- [The problem]: From the entries below, list each line with "document".
------------------------------------
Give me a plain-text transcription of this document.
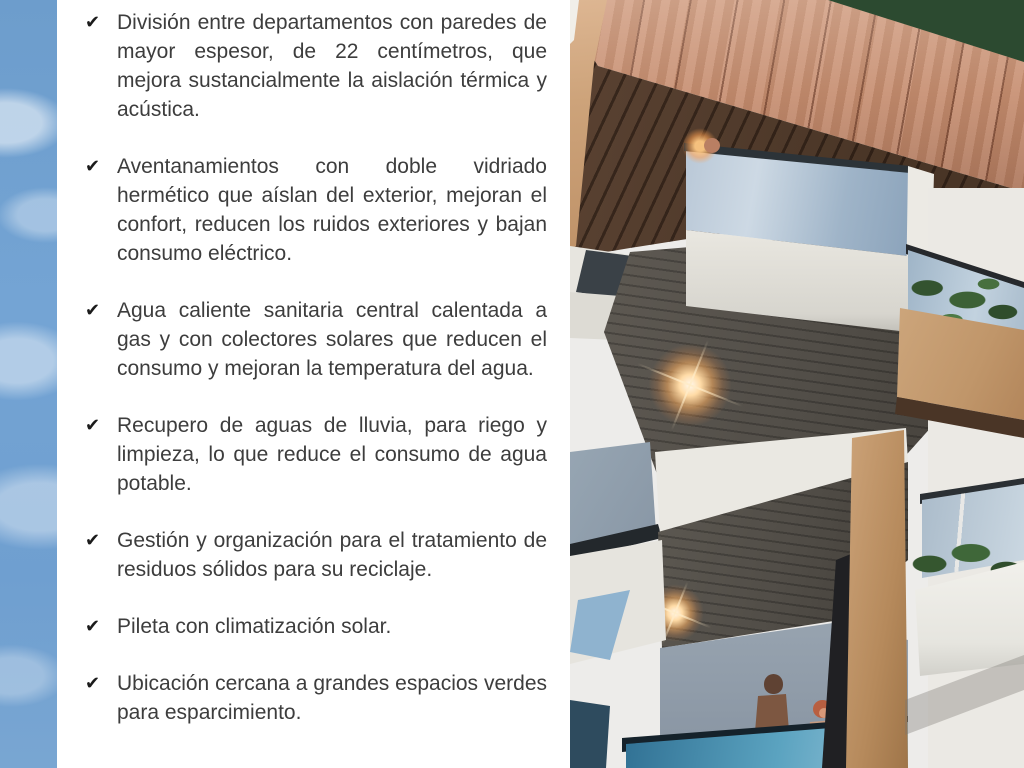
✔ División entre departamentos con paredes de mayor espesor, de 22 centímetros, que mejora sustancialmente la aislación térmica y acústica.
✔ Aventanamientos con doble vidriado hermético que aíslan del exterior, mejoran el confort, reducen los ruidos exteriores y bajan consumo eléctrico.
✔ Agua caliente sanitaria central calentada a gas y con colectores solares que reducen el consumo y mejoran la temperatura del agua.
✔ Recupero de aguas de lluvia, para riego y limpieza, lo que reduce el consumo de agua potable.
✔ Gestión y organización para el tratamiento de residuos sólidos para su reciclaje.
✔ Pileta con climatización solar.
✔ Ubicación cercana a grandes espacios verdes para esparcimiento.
------------------------------------
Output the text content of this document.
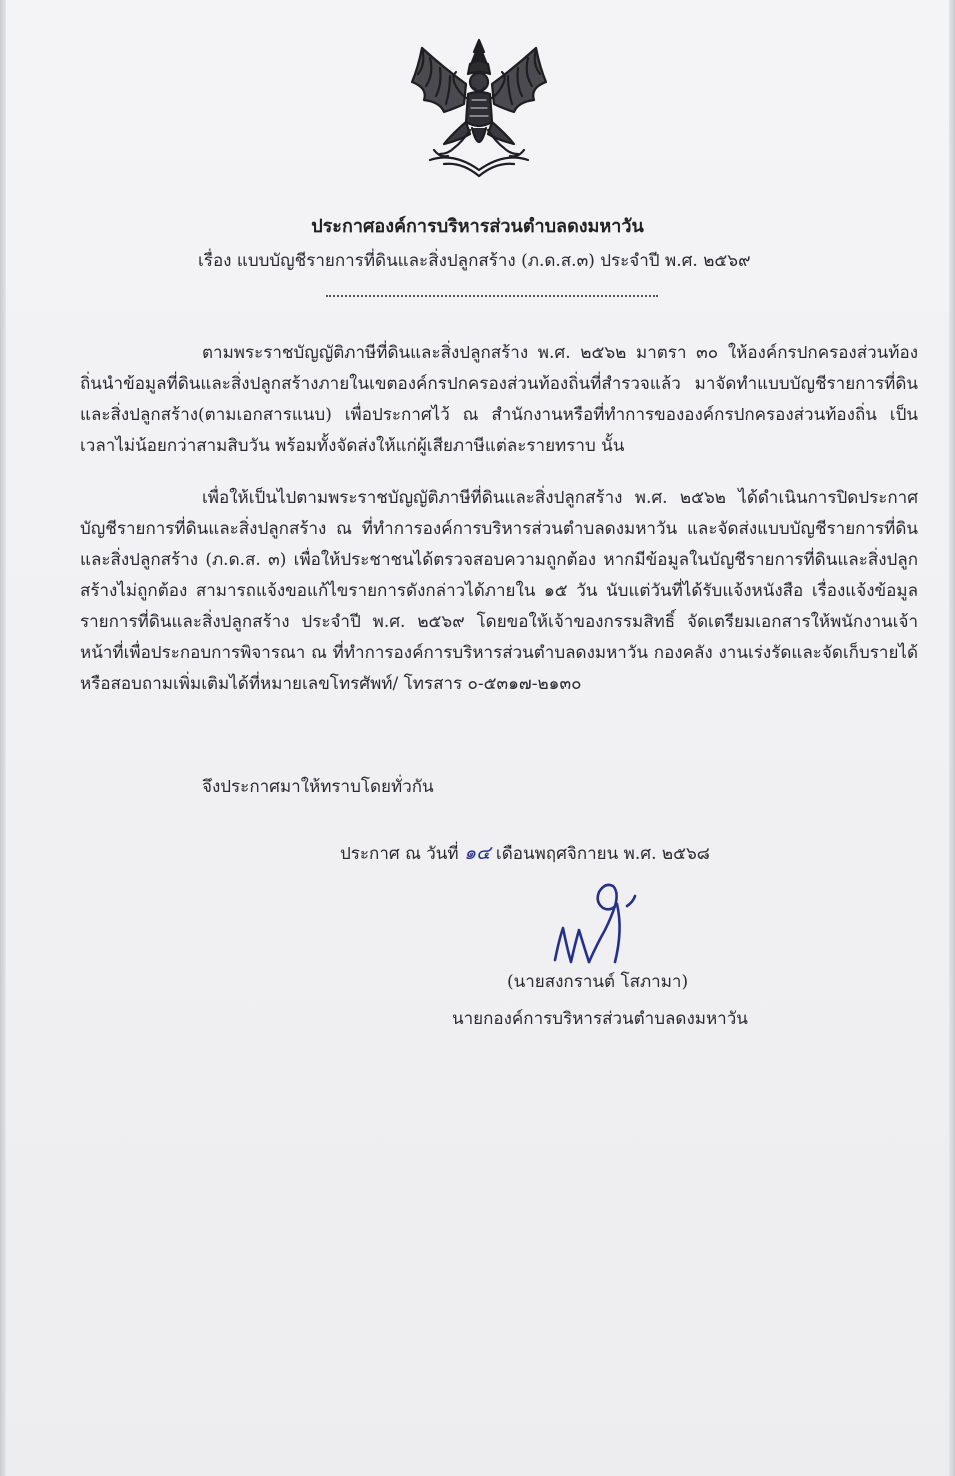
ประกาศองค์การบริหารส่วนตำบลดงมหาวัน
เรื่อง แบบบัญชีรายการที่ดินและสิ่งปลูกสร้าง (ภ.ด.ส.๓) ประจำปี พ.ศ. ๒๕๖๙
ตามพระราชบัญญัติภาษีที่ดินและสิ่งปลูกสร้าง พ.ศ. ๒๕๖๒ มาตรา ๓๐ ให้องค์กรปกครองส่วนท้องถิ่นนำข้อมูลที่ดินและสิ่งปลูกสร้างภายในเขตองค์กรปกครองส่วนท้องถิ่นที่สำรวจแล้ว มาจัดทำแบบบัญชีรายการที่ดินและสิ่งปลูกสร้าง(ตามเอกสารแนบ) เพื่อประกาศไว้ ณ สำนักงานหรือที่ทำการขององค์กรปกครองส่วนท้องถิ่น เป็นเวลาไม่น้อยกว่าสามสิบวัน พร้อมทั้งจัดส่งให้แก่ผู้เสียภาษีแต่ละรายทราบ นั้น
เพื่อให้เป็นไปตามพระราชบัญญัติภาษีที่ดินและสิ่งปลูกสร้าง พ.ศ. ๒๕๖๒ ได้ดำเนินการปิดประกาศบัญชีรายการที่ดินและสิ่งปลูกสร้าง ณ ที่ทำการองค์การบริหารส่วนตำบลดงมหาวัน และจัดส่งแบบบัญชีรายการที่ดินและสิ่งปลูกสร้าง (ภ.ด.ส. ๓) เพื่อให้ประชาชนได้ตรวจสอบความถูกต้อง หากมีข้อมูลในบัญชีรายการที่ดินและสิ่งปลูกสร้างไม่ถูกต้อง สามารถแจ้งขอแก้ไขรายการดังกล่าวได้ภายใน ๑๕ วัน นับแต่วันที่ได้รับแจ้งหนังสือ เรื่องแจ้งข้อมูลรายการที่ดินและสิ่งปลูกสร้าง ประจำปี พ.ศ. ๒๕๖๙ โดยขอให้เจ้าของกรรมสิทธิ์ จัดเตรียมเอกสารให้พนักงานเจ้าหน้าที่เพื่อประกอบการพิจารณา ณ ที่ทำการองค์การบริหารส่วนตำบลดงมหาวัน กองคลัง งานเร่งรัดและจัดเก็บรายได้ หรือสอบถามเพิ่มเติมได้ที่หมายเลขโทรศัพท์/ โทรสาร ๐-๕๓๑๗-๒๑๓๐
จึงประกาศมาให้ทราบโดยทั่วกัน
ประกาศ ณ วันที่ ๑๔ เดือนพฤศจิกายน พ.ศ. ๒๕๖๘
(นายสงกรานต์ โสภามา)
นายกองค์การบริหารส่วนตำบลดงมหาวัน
------------------------------------
- [Result of this task]:
Give me a plain-text transcription of this document.
Output the text content of this document.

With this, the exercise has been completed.